Directions: Search the material below for the word "knoopcelbatterij". Copy every line that has it.

Provided information:

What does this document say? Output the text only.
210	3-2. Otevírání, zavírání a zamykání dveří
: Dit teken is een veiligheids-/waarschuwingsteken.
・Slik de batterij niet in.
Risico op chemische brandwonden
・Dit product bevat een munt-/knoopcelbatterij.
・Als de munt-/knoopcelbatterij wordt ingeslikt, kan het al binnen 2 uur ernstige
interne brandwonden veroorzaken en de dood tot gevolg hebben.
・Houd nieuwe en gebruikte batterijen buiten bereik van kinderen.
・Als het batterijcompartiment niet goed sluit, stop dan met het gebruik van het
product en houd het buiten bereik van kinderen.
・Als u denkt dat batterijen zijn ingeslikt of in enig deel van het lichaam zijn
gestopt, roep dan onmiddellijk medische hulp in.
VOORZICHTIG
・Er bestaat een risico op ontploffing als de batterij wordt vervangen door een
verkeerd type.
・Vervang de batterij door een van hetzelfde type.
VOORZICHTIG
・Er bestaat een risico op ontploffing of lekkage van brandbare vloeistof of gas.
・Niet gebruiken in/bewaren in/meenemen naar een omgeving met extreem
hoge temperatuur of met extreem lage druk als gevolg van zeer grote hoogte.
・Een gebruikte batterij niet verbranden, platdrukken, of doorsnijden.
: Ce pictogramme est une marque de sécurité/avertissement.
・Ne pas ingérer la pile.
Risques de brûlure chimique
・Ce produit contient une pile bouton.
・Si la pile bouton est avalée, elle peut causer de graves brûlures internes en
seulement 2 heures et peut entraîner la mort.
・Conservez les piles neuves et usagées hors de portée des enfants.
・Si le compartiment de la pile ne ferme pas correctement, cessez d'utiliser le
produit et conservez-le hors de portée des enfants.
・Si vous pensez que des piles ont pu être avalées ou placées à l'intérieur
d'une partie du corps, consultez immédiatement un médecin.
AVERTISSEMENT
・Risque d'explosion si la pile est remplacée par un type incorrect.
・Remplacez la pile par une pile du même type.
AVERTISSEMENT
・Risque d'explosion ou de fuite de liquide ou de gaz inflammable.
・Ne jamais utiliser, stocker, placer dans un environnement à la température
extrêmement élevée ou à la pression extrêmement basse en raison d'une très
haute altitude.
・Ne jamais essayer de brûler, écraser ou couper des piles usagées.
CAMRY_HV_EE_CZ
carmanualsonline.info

Written solution:
・Dit product bevat een munt-/knoopcelbatterij.
・Als de munt-/knoopcelbatterij wordt ingeslikt, kan het al binnen 2 uur ernstige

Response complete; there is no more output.